(Stored data)
┌────────
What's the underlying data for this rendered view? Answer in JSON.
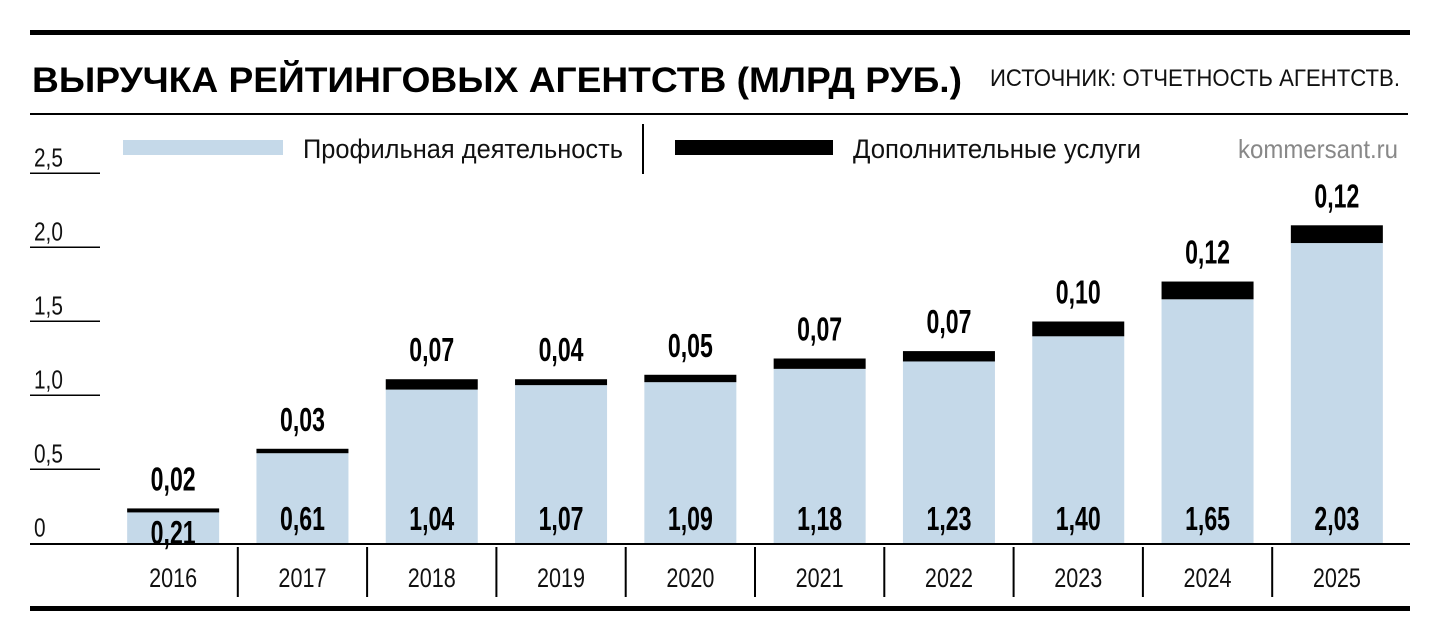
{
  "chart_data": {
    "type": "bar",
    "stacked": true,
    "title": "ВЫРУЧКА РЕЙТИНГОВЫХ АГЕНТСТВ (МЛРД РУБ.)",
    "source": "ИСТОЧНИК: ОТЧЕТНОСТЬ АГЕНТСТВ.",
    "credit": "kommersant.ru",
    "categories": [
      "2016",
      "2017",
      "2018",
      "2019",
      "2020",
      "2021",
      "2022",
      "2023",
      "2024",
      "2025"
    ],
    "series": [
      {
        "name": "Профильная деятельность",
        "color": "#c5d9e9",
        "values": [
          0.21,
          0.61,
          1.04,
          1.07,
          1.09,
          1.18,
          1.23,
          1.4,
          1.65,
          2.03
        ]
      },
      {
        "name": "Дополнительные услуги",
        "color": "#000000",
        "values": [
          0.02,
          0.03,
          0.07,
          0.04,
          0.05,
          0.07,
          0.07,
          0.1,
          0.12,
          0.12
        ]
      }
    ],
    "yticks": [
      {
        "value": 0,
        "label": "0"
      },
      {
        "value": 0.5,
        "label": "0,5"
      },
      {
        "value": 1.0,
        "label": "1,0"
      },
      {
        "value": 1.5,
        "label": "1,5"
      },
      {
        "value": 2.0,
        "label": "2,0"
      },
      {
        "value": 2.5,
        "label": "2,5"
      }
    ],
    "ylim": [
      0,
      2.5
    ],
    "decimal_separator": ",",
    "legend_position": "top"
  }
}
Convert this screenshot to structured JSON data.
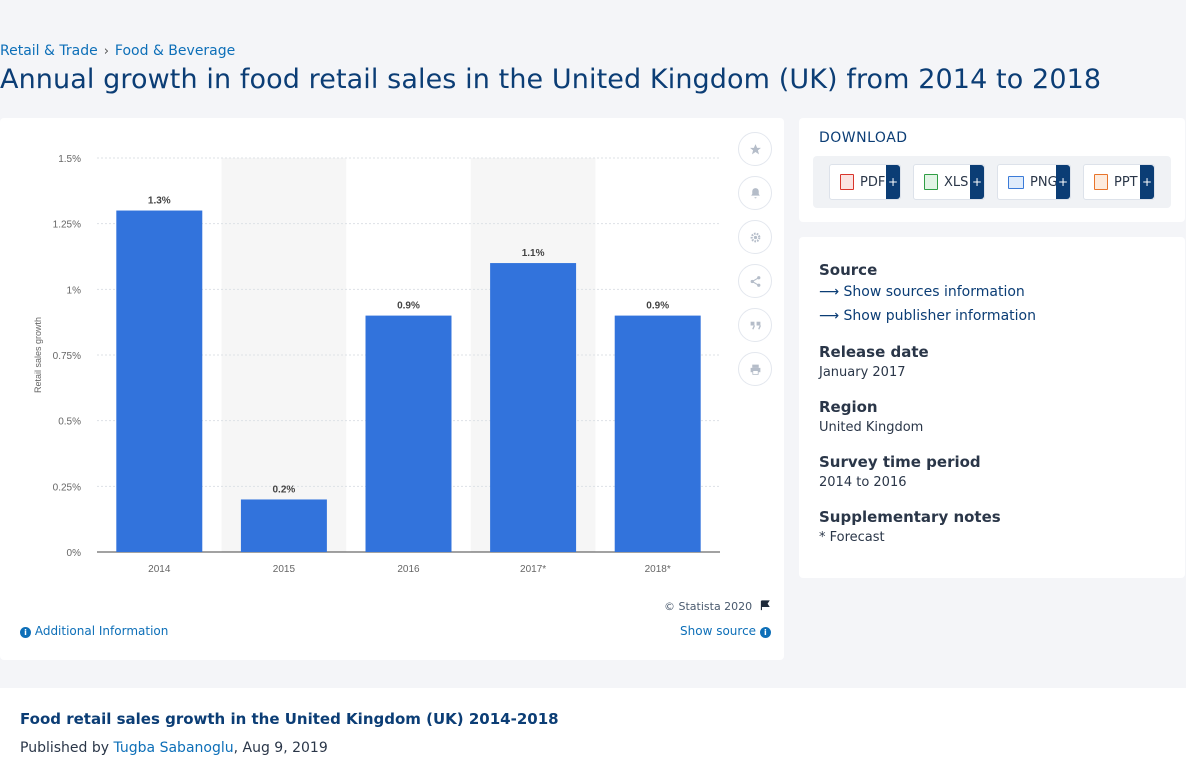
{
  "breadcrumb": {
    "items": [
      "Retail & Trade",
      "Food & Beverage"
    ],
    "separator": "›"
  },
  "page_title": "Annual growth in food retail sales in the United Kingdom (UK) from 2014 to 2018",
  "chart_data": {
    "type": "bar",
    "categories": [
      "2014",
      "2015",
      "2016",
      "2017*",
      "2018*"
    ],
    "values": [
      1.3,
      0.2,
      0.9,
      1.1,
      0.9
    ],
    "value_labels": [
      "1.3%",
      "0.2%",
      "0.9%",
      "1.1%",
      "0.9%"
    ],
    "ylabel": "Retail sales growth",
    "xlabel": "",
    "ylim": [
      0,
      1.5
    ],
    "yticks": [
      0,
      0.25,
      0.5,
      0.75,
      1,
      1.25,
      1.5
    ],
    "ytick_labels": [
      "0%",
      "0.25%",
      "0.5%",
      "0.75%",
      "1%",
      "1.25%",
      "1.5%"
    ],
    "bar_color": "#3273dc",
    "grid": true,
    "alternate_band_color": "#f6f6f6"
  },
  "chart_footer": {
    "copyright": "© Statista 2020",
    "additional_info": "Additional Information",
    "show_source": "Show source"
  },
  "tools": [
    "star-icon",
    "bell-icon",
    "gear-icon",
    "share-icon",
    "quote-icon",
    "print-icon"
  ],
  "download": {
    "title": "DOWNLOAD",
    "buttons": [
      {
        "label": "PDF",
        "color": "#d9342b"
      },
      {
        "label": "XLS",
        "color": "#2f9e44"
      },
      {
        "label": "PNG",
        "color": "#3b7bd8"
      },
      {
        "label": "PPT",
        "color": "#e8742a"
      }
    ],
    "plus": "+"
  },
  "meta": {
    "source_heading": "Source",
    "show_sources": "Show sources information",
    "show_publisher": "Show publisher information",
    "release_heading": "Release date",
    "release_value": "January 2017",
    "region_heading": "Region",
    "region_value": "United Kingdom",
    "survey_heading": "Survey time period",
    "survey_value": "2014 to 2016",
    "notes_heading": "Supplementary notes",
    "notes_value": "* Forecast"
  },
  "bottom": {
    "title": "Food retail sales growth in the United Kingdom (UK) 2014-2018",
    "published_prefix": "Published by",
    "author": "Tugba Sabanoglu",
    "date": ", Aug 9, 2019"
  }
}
└────────
WHAT IS BEING ASKED: Quote the preceding listing precisely and completely, omitting its images.

TASK SOLUTION:
What's the underlying data for this rendered view? Answer in JSON.
{
  "chart_data": {
    "type": "bar",
    "stacked": true,
    "title": "ВЫРУЧКА РЕЙТИНГОВЫХ АГЕНТСТВ (МЛРД РУБ.)",
    "source": "ИСТОЧНИК: ОТЧЕТНОСТЬ АГЕНТСТВ.",
    "credit": "kommersant.ru",
    "categories": [
      "2016",
      "2017",
      "2018",
      "2019",
      "2020",
      "2021",
      "2022",
      "2023",
      "2024",
      "2025"
    ],
    "series": [
      {
        "name": "Профильная деятельность",
        "color": "#c5d9e9",
        "values": [
          0.21,
          0.61,
          1.04,
          1.07,
          1.09,
          1.18,
          1.23,
          1.4,
          1.65,
          2.03
        ]
      },
      {
        "name": "Дополнительные услуги",
        "color": "#000000",
        "values": [
          0.02,
          0.03,
          0.07,
          0.04,
          0.05,
          0.07,
          0.07,
          0.1,
          0.12,
          0.12
        ]
      }
    ],
    "yticks": [
      {
        "value": 0,
        "label": "0"
      },
      {
        "value": 0.5,
        "label": "0,5"
      },
      {
        "value": 1.0,
        "label": "1,0"
      },
      {
        "value": 1.5,
        "label": "1,5"
      },
      {
        "value": 2.0,
        "label": "2,0"
      },
      {
        "value": 2.5,
        "label": "2,5"
      }
    ],
    "ylim": [
      0,
      2.5
    ],
    "decimal_separator": ",",
    "legend_position": "top"
  }
}
Convert this screenshot to structured JSON data.
{
  "breadcrumb": {
    "items": [
      "Retail & Trade",
      "Food & Beverage"
    ],
    "separator": "›"
  },
  "page_title": "Annual growth in food retail sales in the United Kingdom (UK) from 2014 to 2018",
  "chart_data": {
    "type": "bar",
    "categories": [
      "2014",
      "2015",
      "2016",
      "2017*",
      "2018*"
    ],
    "values": [
      1.3,
      0.2,
      0.9,
      1.1,
      0.9
    ],
    "value_labels": [
      "1.3%",
      "0.2%",
      "0.9%",
      "1.1%",
      "0.9%"
    ],
    "ylabel": "Retail sales growth",
    "xlabel": "",
    "ylim": [
      0,
      1.5
    ],
    "yticks": [
      0,
      0.25,
      0.5,
      0.75,
      1,
      1.25,
      1.5
    ],
    "ytick_labels": [
      "0%",
      "0.25%",
      "0.5%",
      "0.75%",
      "1%",
      "1.25%",
      "1.5%"
    ],
    "bar_color": "#3273dc",
    "grid": true,
    "alternate_band_color": "#f6f6f6"
  },
  "chart_footer": {
    "copyright": "© Statista 2020",
    "additional_info": "Additional Information",
    "show_source": "Show source"
  },
  "tools": [
    "star-icon",
    "bell-icon",
    "gear-icon",
    "share-icon",
    "quote-icon",
    "print-icon"
  ],
  "download": {
    "title": "DOWNLOAD",
    "buttons": [
      {
        "label": "PDF",
        "color": "#d9342b"
      },
      {
        "label": "XLS",
        "color": "#2f9e44"
      },
      {
        "label": "PNG",
        "color": "#3b7bd8"
      },
      {
        "label": "PPT",
        "color": "#e8742a"
      }
    ],
    "plus": "+"
  },
  "meta": {
    "source_heading": "Source",
    "show_sources": "Show sources information",
    "show_publisher": "Show publisher information",
    "release_heading": "Release date",
    "release_value": "January 2017",
    "region_heading": "Region",
    "region_value": "United Kingdom",
    "survey_heading": "Survey time period",
    "survey_value": "2014 to 2016",
    "notes_heading": "Supplementary notes",
    "notes_value": "* Forecast"
  },
  "bottom": {
    "title": "Food retail sales growth in the United Kingdom (UK) 2014-2018",
    "published_prefix": "Published by",
    "author": "Tugba Sabanoglu",
    "date": ", Aug 9, 2019"
  }
}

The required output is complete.